"""

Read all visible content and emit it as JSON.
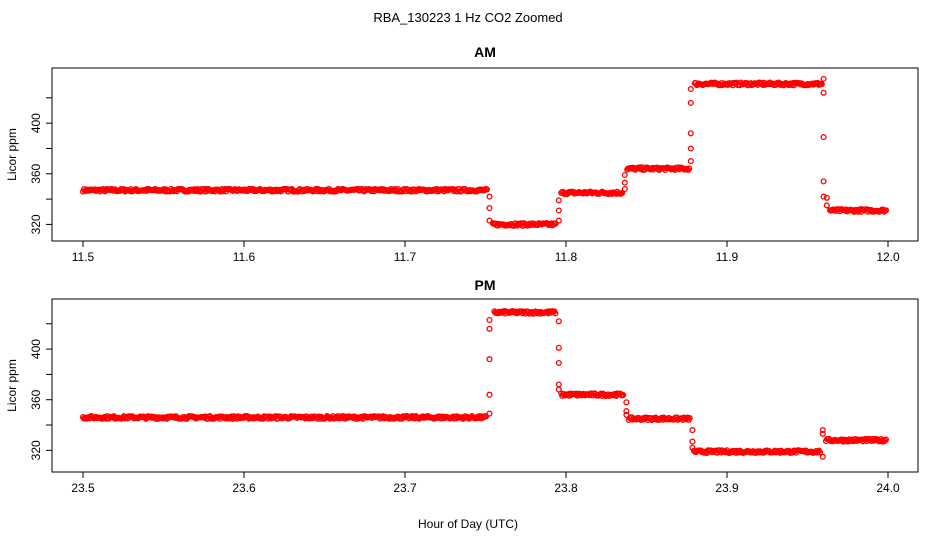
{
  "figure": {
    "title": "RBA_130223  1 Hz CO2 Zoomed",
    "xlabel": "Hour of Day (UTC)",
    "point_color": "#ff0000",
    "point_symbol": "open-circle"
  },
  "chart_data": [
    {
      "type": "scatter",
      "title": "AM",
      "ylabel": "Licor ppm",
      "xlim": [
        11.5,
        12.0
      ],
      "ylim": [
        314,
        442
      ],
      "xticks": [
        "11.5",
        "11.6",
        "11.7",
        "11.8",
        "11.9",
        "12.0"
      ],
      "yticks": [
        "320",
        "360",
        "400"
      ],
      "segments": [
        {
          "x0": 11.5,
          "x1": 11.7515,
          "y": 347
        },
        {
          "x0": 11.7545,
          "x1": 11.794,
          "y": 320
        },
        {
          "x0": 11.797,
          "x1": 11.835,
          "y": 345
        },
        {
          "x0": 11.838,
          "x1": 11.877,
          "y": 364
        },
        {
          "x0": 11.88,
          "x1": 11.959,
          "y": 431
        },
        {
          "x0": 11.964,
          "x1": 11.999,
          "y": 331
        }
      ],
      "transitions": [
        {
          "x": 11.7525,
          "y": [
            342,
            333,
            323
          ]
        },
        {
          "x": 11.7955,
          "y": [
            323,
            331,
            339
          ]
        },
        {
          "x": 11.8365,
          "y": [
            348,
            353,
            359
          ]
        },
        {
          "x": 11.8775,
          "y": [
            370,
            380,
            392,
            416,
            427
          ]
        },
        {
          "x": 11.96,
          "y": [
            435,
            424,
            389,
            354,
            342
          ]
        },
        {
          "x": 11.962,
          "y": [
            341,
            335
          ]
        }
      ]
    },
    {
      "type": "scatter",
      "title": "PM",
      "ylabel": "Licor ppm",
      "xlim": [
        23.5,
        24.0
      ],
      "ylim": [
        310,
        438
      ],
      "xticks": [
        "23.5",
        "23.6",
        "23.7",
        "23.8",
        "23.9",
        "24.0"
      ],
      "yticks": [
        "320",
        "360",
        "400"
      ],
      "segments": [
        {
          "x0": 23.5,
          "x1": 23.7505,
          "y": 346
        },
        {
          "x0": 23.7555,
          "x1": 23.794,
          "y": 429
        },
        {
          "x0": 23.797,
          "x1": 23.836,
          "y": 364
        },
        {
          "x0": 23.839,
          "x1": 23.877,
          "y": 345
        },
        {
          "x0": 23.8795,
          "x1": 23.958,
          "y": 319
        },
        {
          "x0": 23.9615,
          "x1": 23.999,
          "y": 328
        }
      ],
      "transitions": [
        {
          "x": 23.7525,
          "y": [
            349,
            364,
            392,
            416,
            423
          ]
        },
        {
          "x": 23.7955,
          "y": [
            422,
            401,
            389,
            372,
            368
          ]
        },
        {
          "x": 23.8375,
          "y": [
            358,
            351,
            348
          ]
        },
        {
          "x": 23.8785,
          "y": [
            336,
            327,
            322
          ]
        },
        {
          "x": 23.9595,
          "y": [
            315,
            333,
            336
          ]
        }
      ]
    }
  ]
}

"""

Using the records above, find and show each line with the string "title".

    "title": "RBA_130223  1 Hz CO2 Zoomed",
      "title": "AM",
      "title": "PM",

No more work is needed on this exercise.